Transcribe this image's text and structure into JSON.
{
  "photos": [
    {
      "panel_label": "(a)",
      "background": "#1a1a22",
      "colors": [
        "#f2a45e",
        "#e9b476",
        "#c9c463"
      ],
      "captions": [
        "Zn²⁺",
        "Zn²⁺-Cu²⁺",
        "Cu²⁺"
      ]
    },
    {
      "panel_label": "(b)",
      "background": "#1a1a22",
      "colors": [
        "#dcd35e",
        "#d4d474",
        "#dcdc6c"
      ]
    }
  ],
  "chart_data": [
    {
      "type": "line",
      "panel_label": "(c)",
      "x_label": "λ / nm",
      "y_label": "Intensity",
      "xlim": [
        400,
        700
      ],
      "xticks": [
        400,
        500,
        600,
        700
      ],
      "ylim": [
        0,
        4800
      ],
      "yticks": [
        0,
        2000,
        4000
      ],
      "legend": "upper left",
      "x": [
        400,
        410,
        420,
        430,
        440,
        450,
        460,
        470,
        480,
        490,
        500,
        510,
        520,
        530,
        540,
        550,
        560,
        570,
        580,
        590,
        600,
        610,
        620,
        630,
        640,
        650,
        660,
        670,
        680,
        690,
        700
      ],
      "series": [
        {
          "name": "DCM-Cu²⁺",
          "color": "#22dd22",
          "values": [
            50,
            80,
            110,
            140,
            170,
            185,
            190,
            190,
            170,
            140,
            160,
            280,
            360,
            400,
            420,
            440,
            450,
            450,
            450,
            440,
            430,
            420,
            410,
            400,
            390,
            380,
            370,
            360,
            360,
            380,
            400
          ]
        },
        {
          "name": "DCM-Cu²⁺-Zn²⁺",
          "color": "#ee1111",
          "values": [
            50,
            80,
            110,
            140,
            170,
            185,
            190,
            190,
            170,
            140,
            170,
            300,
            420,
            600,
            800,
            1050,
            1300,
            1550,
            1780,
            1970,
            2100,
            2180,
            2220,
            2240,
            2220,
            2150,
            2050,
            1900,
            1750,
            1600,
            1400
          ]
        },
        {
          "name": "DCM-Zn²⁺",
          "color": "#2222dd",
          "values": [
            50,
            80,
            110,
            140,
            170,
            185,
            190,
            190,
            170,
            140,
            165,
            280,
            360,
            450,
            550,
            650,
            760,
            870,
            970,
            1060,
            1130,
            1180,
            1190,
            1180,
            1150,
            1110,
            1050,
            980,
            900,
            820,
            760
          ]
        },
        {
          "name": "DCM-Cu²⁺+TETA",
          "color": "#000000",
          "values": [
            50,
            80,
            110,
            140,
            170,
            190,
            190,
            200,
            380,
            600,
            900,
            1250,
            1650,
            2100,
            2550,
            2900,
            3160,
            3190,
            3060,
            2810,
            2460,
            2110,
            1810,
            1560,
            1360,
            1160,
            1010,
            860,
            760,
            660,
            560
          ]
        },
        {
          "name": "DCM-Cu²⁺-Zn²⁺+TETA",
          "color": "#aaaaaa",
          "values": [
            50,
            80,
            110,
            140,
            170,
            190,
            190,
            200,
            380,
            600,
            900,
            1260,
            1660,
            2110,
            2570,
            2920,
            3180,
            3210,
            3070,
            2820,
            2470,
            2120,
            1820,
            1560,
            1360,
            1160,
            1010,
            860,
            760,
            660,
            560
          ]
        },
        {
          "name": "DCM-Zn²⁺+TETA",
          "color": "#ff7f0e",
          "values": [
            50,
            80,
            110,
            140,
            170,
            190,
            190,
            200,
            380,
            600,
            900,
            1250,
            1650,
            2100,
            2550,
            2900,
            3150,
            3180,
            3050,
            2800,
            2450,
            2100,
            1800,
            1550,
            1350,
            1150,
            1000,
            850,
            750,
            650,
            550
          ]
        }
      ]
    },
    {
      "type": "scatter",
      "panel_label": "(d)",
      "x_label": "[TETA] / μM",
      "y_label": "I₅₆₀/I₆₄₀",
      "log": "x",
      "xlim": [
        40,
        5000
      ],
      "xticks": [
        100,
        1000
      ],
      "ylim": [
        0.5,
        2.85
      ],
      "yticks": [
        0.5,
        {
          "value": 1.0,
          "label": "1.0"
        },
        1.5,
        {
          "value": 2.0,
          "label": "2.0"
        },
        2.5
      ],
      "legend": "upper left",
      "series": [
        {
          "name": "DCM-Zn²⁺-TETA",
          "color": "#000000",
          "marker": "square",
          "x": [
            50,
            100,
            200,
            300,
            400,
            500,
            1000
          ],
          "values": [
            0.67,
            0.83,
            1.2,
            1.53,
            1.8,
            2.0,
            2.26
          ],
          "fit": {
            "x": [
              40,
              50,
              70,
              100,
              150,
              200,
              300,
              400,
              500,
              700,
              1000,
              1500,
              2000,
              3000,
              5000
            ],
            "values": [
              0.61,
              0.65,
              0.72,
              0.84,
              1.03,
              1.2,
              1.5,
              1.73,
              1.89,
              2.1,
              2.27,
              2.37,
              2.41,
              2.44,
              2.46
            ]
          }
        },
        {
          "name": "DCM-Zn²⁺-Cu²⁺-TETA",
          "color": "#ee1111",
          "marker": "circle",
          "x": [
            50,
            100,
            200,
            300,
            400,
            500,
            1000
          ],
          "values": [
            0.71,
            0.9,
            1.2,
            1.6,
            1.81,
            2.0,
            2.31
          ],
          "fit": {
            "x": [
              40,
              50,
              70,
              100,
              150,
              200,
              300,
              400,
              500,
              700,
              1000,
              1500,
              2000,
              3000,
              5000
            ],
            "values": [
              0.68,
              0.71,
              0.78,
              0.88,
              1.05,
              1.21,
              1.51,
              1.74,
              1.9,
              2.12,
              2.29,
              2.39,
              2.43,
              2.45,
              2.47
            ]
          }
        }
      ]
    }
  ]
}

**Task details**
Extract each line of the listing above, copying it word for word.

**Written solution**
Transcribe this image's text and structure into JSON.
{
  "photos": [
    {
      "panel_label": "(a)",
      "background": "#1a1a22",
      "colors": [
        "#f2a45e",
        "#e9b476",
        "#c9c463"
      ],
      "captions": [
        "Zn²⁺",
        "Zn²⁺-Cu²⁺",
        "Cu²⁺"
      ]
    },
    {
      "panel_label": "(b)",
      "background": "#1a1a22",
      "colors": [
        "#dcd35e",
        "#d4d474",
        "#dcdc6c"
      ]
    }
  ],
  "chart_data": [
    {
      "type": "line",
      "panel_label": "(c)",
      "x_label": "λ / nm",
      "y_label": "Intensity",
      "xlim": [
        400,
        700
      ],
      "xticks": [
        400,
        500,
        600,
        700
      ],
      "ylim": [
        0,
        4800
      ],
      "yticks": [
        0,
        2000,
        4000
      ],
      "legend": "upper left",
      "x": [
        400,
        410,
        420,
        430,
        440,
        450,
        460,
        470,
        480,
        490,
        500,
        510,
        520,
        530,
        540,
        550,
        560,
        570,
        580,
        590,
        600,
        610,
        620,
        630,
        640,
        650,
        660,
        670,
        680,
        690,
        700
      ],
      "series": [
        {
          "name": "DCM-Cu²⁺",
          "color": "#22dd22",
          "values": [
            50,
            80,
            110,
            140,
            170,
            185,
            190,
            190,
            170,
            140,
            160,
            280,
            360,
            400,
            420,
            440,
            450,
            450,
            450,
            440,
            430,
            420,
            410,
            400,
            390,
            380,
            370,
            360,
            360,
            380,
            400
          ]
        },
        {
          "name": "DCM-Cu²⁺-Zn²⁺",
          "color": "#ee1111",
          "values": [
            50,
            80,
            110,
            140,
            170,
            185,
            190,
            190,
            170,
            140,
            170,
            300,
            420,
            600,
            800,
            1050,
            1300,
            1550,
            1780,
            1970,
            2100,
            2180,
            2220,
            2240,
            2220,
            2150,
            2050,
            1900,
            1750,
            1600,
            1400
          ]
        },
        {
          "name": "DCM-Zn²⁺",
          "color": "#2222dd",
          "values": [
            50,
            80,
            110,
            140,
            170,
            185,
            190,
            190,
            170,
            140,
            165,
            280,
            360,
            450,
            550,
            650,
            760,
            870,
            970,
            1060,
            1130,
            1180,
            1190,
            1180,
            1150,
            1110,
            1050,
            980,
            900,
            820,
            760
          ]
        },
        {
          "name": "DCM-Cu²⁺+TETA",
          "color": "#000000",
          "values": [
            50,
            80,
            110,
            140,
            170,
            190,
            190,
            200,
            380,
            600,
            900,
            1250,
            1650,
            2100,
            2550,
            2900,
            3160,
            3190,
            3060,
            2810,
            2460,
            2110,
            1810,
            1560,
            1360,
            1160,
            1010,
            860,
            760,
            660,
            560
          ]
        },
        {
          "name": "DCM-Cu²⁺-Zn²⁺+TETA",
          "color": "#aaaaaa",
          "values": [
            50,
            80,
            110,
            140,
            170,
            190,
            190,
            200,
            380,
            600,
            900,
            1260,
            1660,
            2110,
            2570,
            2920,
            3180,
            3210,
            3070,
            2820,
            2470,
            2120,
            1820,
            1560,
            1360,
            1160,
            1010,
            860,
            760,
            660,
            560
          ]
        },
        {
          "name": "DCM-Zn²⁺+TETA",
          "color": "#ff7f0e",
          "values": [
            50,
            80,
            110,
            140,
            170,
            190,
            190,
            200,
            380,
            600,
            900,
            1250,
            1650,
            2100,
            2550,
            2900,
            3150,
            3180,
            3050,
            2800,
            2450,
            2100,
            1800,
            1550,
            1350,
            1150,
            1000,
            850,
            750,
            650,
            550
          ]
        }
      ]
    },
    {
      "type": "scatter",
      "panel_label": "(d)",
      "x_label": "[TETA] / μM",
      "y_label": "I₅₆₀/I₆₄₀",
      "log": "x",
      "xlim": [
        40,
        5000
      ],
      "xticks": [
        100,
        1000
      ],
      "ylim": [
        0.5,
        2.85
      ],
      "yticks": [
        0.5,
        {
          "value": 1.0,
          "label": "1.0"
        },
        1.5,
        {
          "value": 2.0,
          "label": "2.0"
        },
        2.5
      ],
      "legend": "upper left",
      "series": [
        {
          "name": "DCM-Zn²⁺-TETA",
          "color": "#000000",
          "marker": "square",
          "x": [
            50,
            100,
            200,
            300,
            400,
            500,
            1000
          ],
          "values": [
            0.67,
            0.83,
            1.2,
            1.53,
            1.8,
            2.0,
            2.26
          ],
          "fit": {
            "x": [
              40,
              50,
              70,
              100,
              150,
              200,
              300,
              400,
              500,
              700,
              1000,
              1500,
              2000,
              3000,
              5000
            ],
            "values": [
              0.61,
              0.65,
              0.72,
              0.84,
              1.03,
              1.2,
              1.5,
              1.73,
              1.89,
              2.1,
              2.27,
              2.37,
              2.41,
              2.44,
              2.46
            ]
          }
        },
        {
          "name": "DCM-Zn²⁺-Cu²⁺-TETA",
          "color": "#ee1111",
          "marker": "circle",
          "x": [
            50,
            100,
            200,
            300,
            400,
            500,
            1000
          ],
          "values": [
            0.71,
            0.9,
            1.2,
            1.6,
            1.81,
            2.0,
            2.31
          ],
          "fit": {
            "x": [
              40,
              50,
              70,
              100,
              150,
              200,
              300,
              400,
              500,
              700,
              1000,
              1500,
              2000,
              3000,
              5000
            ],
            "values": [
              0.68,
              0.71,
              0.78,
              0.88,
              1.05,
              1.21,
              1.51,
              1.74,
              1.9,
              2.12,
              2.29,
              2.39,
              2.43,
              2.45,
              2.47
            ]
          }
        }
      ]
    }
  ]
}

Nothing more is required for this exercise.